**Objective**
Omit every picture and output the rest of the records exactly as they are.
----
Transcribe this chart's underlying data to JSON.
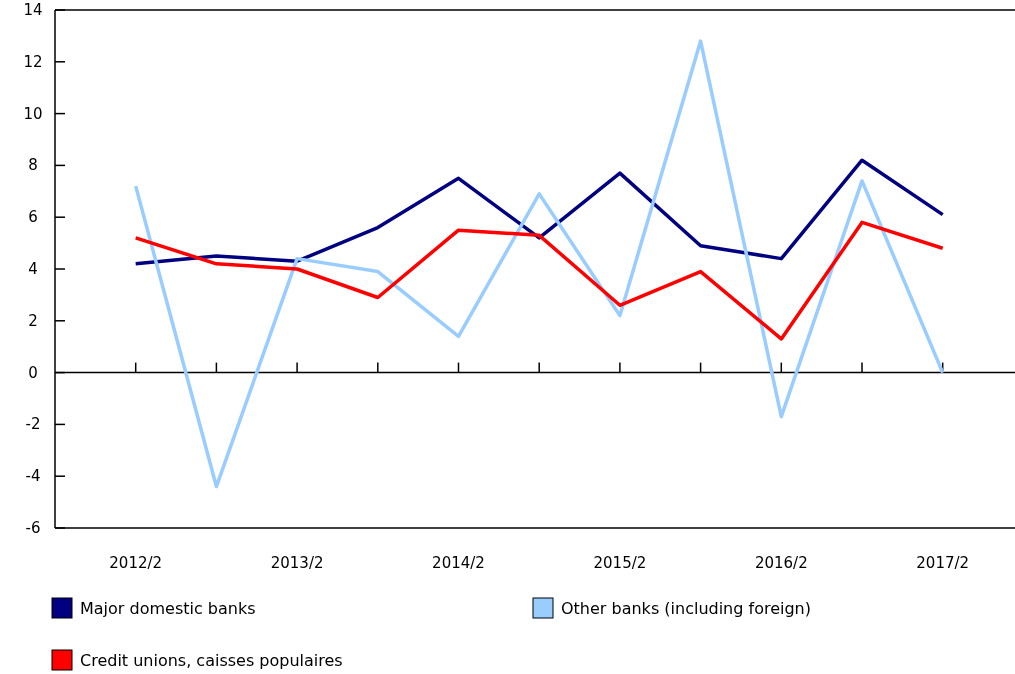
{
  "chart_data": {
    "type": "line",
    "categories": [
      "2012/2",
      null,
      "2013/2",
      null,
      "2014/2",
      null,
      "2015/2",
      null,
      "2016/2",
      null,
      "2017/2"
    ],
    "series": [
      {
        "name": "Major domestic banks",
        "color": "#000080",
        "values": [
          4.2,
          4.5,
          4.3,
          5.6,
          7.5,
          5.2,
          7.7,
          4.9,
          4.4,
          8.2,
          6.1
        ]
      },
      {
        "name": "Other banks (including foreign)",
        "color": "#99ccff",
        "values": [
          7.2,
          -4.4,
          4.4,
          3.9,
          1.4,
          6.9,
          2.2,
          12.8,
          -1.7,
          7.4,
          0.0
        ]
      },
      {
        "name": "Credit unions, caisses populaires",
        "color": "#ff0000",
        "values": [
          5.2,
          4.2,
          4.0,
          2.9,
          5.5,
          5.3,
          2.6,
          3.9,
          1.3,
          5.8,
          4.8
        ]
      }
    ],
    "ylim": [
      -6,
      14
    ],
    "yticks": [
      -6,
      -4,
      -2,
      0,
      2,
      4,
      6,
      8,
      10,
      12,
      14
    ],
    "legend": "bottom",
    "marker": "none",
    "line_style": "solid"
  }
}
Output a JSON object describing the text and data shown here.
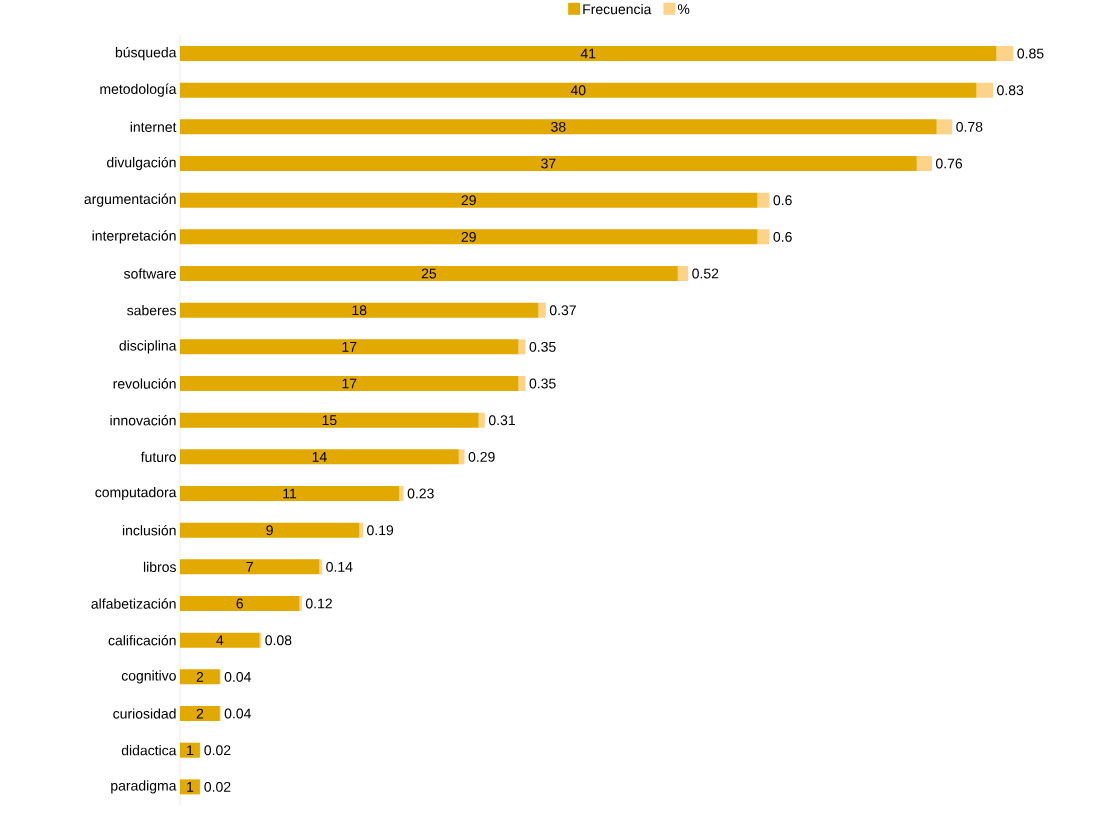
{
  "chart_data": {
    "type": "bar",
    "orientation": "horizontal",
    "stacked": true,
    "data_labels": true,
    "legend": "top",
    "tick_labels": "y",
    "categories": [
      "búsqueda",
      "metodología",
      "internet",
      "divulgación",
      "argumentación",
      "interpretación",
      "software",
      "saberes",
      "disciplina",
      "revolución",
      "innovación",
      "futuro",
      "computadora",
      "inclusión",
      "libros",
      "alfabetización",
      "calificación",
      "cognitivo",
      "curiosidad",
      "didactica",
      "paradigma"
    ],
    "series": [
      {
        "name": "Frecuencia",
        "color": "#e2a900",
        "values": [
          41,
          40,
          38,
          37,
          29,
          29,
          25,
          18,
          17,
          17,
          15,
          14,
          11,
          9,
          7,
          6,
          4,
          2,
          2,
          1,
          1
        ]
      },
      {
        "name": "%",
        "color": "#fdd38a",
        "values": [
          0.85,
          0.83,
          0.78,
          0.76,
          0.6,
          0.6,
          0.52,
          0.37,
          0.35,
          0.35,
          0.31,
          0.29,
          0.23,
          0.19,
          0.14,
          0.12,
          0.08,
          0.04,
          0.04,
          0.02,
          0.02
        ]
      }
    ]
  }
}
----
**Result of the task**
Transcribe this chart's underlying data to JSON.
{
  "chart_data": {
    "type": "line",
    "categories": [
      "2012/2",
      null,
      "2013/2",
      null,
      "2014/2",
      null,
      "2015/2",
      null,
      "2016/2",
      null,
      "2017/2"
    ],
    "series": [
      {
        "name": "Major domestic banks",
        "color": "#000080",
        "values": [
          4.2,
          4.5,
          4.3,
          5.6,
          7.5,
          5.2,
          7.7,
          4.9,
          4.4,
          8.2,
          6.1
        ]
      },
      {
        "name": "Other banks (including foreign)",
        "color": "#99ccff",
        "values": [
          7.2,
          -4.4,
          4.4,
          3.9,
          1.4,
          6.9,
          2.2,
          12.8,
          -1.7,
          7.4,
          0.0
        ]
      },
      {
        "name": "Credit unions, caisses populaires",
        "color": "#ff0000",
        "values": [
          5.2,
          4.2,
          4.0,
          2.9,
          5.5,
          5.3,
          2.6,
          3.9,
          1.3,
          5.8,
          4.8
        ]
      }
    ],
    "ylim": [
      -6,
      14
    ],
    "yticks": [
      -6,
      -4,
      -2,
      0,
      2,
      4,
      6,
      8,
      10,
      12,
      14
    ],
    "legend": "bottom",
    "marker": "none",
    "line_style": "solid"
  }
}
Output a JSON object describing the text and data shown here.
{
  "chart_data": {
    "type": "bar",
    "orientation": "horizontal",
    "stacked": true,
    "data_labels": true,
    "legend": "top",
    "tick_labels": "y",
    "categories": [
      "búsqueda",
      "metodología",
      "internet",
      "divulgación",
      "argumentación",
      "interpretación",
      "software",
      "saberes",
      "disciplina",
      "revolución",
      "innovación",
      "futuro",
      "computadora",
      "inclusión",
      "libros",
      "alfabetización",
      "calificación",
      "cognitivo",
      "curiosidad",
      "didactica",
      "paradigma"
    ],
    "series": [
      {
        "name": "Frecuencia",
        "color": "#e2a900",
        "values": [
          41,
          40,
          38,
          37,
          29,
          29,
          25,
          18,
          17,
          17,
          15,
          14,
          11,
          9,
          7,
          6,
          4,
          2,
          2,
          1,
          1
        ]
      },
      {
        "name": "%",
        "color": "#fdd38a",
        "values": [
          0.85,
          0.83,
          0.78,
          0.76,
          0.6,
          0.6,
          0.52,
          0.37,
          0.35,
          0.35,
          0.31,
          0.29,
          0.23,
          0.19,
          0.14,
          0.12,
          0.08,
          0.04,
          0.04,
          0.02,
          0.02
        ]
      }
    ]
  }
}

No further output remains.